[Records from a dataset]

- - -

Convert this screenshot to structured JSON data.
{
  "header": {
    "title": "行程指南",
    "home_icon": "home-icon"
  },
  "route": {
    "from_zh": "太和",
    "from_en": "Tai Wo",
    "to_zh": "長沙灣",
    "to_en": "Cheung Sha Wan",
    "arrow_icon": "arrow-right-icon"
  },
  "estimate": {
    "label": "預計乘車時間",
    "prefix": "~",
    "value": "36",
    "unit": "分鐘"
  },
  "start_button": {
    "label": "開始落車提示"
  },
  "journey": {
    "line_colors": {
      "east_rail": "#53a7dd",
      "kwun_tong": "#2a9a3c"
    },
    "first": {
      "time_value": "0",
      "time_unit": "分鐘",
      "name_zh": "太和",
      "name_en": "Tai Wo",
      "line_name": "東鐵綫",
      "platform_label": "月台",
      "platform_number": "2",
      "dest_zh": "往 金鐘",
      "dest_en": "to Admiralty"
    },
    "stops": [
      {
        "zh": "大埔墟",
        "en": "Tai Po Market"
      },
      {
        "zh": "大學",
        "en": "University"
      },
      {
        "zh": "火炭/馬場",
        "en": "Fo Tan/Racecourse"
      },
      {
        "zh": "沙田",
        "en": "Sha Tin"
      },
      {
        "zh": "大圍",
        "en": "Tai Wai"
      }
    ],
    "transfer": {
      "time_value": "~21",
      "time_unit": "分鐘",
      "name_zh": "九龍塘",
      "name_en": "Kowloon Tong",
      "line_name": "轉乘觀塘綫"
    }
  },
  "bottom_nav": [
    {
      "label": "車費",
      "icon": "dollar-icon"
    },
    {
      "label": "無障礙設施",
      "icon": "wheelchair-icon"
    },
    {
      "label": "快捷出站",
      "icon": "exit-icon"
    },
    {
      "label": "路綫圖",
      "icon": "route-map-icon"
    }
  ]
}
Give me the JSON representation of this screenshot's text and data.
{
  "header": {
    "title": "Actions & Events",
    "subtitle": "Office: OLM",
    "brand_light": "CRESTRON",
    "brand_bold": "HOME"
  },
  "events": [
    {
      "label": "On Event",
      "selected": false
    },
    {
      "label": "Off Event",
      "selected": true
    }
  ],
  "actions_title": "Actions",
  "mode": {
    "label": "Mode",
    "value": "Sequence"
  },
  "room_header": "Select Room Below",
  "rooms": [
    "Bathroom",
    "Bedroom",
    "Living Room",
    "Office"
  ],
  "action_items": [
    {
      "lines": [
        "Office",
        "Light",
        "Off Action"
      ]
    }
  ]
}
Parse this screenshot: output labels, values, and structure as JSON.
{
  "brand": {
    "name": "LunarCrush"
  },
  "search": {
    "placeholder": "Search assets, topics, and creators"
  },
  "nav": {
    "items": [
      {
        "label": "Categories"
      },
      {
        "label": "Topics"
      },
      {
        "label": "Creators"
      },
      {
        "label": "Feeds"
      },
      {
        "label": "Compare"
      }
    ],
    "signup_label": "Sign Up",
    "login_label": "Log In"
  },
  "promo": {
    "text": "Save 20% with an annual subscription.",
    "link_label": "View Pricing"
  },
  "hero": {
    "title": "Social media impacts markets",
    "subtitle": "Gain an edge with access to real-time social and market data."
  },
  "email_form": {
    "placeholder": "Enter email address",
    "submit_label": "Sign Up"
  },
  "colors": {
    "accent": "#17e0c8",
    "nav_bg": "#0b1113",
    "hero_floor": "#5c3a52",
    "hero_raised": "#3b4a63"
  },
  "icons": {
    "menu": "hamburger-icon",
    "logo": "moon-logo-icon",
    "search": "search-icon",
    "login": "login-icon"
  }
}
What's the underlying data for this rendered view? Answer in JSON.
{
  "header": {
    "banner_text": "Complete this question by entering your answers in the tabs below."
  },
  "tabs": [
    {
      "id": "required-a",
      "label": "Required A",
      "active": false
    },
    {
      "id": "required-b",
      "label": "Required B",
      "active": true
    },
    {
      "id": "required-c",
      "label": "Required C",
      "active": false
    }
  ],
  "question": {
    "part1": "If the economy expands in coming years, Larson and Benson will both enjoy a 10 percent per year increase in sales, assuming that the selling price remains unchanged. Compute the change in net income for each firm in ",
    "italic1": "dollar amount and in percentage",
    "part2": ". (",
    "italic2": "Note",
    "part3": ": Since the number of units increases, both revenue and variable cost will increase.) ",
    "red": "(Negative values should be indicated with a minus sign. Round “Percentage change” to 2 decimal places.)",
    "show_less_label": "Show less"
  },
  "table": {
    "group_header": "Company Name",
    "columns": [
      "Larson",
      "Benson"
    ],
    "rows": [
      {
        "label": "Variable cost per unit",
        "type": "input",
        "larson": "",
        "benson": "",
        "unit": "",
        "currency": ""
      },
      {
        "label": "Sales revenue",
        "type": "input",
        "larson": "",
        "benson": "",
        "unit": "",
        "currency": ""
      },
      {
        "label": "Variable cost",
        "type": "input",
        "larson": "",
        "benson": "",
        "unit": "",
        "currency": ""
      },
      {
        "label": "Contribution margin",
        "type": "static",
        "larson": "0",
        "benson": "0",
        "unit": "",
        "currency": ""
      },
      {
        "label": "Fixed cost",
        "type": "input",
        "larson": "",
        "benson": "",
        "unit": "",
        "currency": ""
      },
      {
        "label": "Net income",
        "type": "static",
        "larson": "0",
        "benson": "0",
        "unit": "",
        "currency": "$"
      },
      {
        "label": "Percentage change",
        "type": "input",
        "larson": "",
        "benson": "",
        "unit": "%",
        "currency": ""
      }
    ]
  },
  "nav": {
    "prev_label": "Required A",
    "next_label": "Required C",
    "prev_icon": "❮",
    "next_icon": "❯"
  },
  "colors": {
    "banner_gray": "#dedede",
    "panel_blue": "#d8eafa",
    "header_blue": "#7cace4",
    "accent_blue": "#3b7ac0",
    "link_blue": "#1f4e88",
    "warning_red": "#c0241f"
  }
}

- - -

● **Work instructions**
All of the data needs to be reproduced exactly, with no line missing.

● **The reply**
Convert this screenshot to structured JSON data.
{
  "header": {
    "title": "行程指南",
    "home_icon": "home-icon"
  },
  "route": {
    "from_zh": "太和",
    "from_en": "Tai Wo",
    "to_zh": "長沙灣",
    "to_en": "Cheung Sha Wan",
    "arrow_icon": "arrow-right-icon"
  },
  "estimate": {
    "label": "預計乘車時間",
    "prefix": "~",
    "value": "36",
    "unit": "分鐘"
  },
  "start_button": {
    "label": "開始落車提示"
  },
  "journey": {
    "line_colors": {
      "east_rail": "#53a7dd",
      "kwun_tong": "#2a9a3c"
    },
    "first": {
      "time_value": "0",
      "time_unit": "分鐘",
      "name_zh": "太和",
      "name_en": "Tai Wo",
      "line_name": "東鐵綫",
      "platform_label": "月台",
      "platform_number": "2",
      "dest_zh": "往 金鐘",
      "dest_en": "to Admiralty"
    },
    "stops": [
      {
        "zh": "大埔墟",
        "en": "Tai Po Market"
      },
      {
        "zh": "大學",
        "en": "University"
      },
      {
        "zh": "火炭/馬場",
        "en": "Fo Tan/Racecourse"
      },
      {
        "zh": "沙田",
        "en": "Sha Tin"
      },
      {
        "zh": "大圍",
        "en": "Tai Wai"
      }
    ],
    "transfer": {
      "time_value": "~21",
      "time_unit": "分鐘",
      "name_zh": "九龍塘",
      "name_en": "Kowloon Tong",
      "line_name": "轉乘觀塘綫"
    }
  },
  "bottom_nav": [
    {
      "label": "車費",
      "icon": "dollar-icon"
    },
    {
      "label": "無障礙設施",
      "icon": "wheelchair-icon"
    },
    {
      "label": "快捷出站",
      "icon": "exit-icon"
    },
    {
      "label": "路綫圖",
      "icon": "route-map-icon"
    }
  ]
}
Give me the JSON representation of this screenshot's text and data.
{
  "header": {
    "title": "Actions & Events",
    "subtitle": "Office: OLM",
    "brand_light": "CRESTRON",
    "brand_bold": "HOME"
  },
  "events": [
    {
      "label": "On Event",
      "selected": false
    },
    {
      "label": "Off Event",
      "selected": true
    }
  ],
  "actions_title": "Actions",
  "mode": {
    "label": "Mode",
    "value": "Sequence"
  },
  "room_header": "Select Room Below",
  "rooms": [
    "Bathroom",
    "Bedroom",
    "Living Room",
    "Office"
  ],
  "action_items": [
    {
      "lines": [
        "Office",
        "Light",
        "Off Action"
      ]
    }
  ]
}
Parse this screenshot: output labels, values, and structure as JSON.
{
  "brand": {
    "name": "LunarCrush"
  },
  "search": {
    "placeholder": "Search assets, topics, and creators"
  },
  "nav": {
    "items": [
      {
        "label": "Categories"
      },
      {
        "label": "Topics"
      },
      {
        "label": "Creators"
      },
      {
        "label": "Feeds"
      },
      {
        "label": "Compare"
      }
    ],
    "signup_label": "Sign Up",
    "login_label": "Log In"
  },
  "promo": {
    "text": "Save 20% with an annual subscription.",
    "link_label": "View Pricing"
  },
  "hero": {
    "title": "Social media impacts markets",
    "subtitle": "Gain an edge with access to real-time social and market data."
  },
  "email_form": {
    "placeholder": "Enter email address",
    "submit_label": "Sign Up"
  },
  "colors": {
    "accent": "#17e0c8",
    "nav_bg": "#0b1113",
    "hero_floor": "#5c3a52",
    "hero_raised": "#3b4a63"
  },
  "icons": {
    "menu": "hamburger-icon",
    "logo": "moon-logo-icon",
    "search": "search-icon",
    "login": "login-icon"
  }
}
What's the underlying data for this rendered view? Answer in JSON.
{
  "header": {
    "banner_text": "Complete this question by entering your answers in the tabs below."
  },
  "tabs": [
    {
      "id": "required-a",
      "label": "Required A",
      "active": false
    },
    {
      "id": "required-b",
      "label": "Required B",
      "active": true
    },
    {
      "id": "required-c",
      "label": "Required C",
      "active": false
    }
  ],
  "question": {
    "part1": "If the economy expands in coming years, Larson and Benson will both enjoy a 10 percent per year increase in sales, assuming that the selling price remains unchanged. Compute the change in net income for each firm in ",
    "italic1": "dollar amount and in percentage",
    "part2": ". (",
    "italic2": "Note",
    "part3": ": Since the number of units increases, both revenue and variable cost will increase.) ",
    "red": "(Negative values should be indicated with a minus sign. Round “Percentage change” to 2 decimal places.)",
    "show_less_label": "Show less"
  },
  "table": {
    "group_header": "Company Name",
    "columns": [
      "Larson",
      "Benson"
    ],
    "rows": [
      {
        "label": "Variable cost per unit",
        "type": "input",
        "larson": "",
        "benson": "",
        "unit": "",
        "currency": ""
      },
      {
        "label": "Sales revenue",
        "type": "input",
        "larson": "",
        "benson": "",
        "unit": "",
        "currency": ""
      },
      {
        "label": "Variable cost",
        "type": "input",
        "larson": "",
        "benson": "",
        "unit": "",
        "currency": ""
      },
      {
        "label": "Contribution margin",
        "type": "static",
        "larson": "0",
        "benson": "0",
        "unit": "",
        "currency": ""
      },
      {
        "label": "Fixed cost",
        "type": "input",
        "larson": "",
        "benson": "",
        "unit": "",
        "currency": ""
      },
      {
        "label": "Net income",
        "type": "static",
        "larson": "0",
        "benson": "0",
        "unit": "",
        "currency": "$"
      },
      {
        "label": "Percentage change",
        "type": "input",
        "larson": "",
        "benson": "",
        "unit": "%",
        "currency": ""
      }
    ]
  },
  "nav": {
    "prev_label": "Required A",
    "next_label": "Required C",
    "prev_icon": "❮",
    "next_icon": "❯"
  },
  "colors": {
    "banner_gray": "#dedede",
    "panel_blue": "#d8eafa",
    "header_blue": "#7cace4",
    "accent_blue": "#3b7ac0",
    "link_blue": "#1f4e88",
    "warning_red": "#c0241f"
  }
}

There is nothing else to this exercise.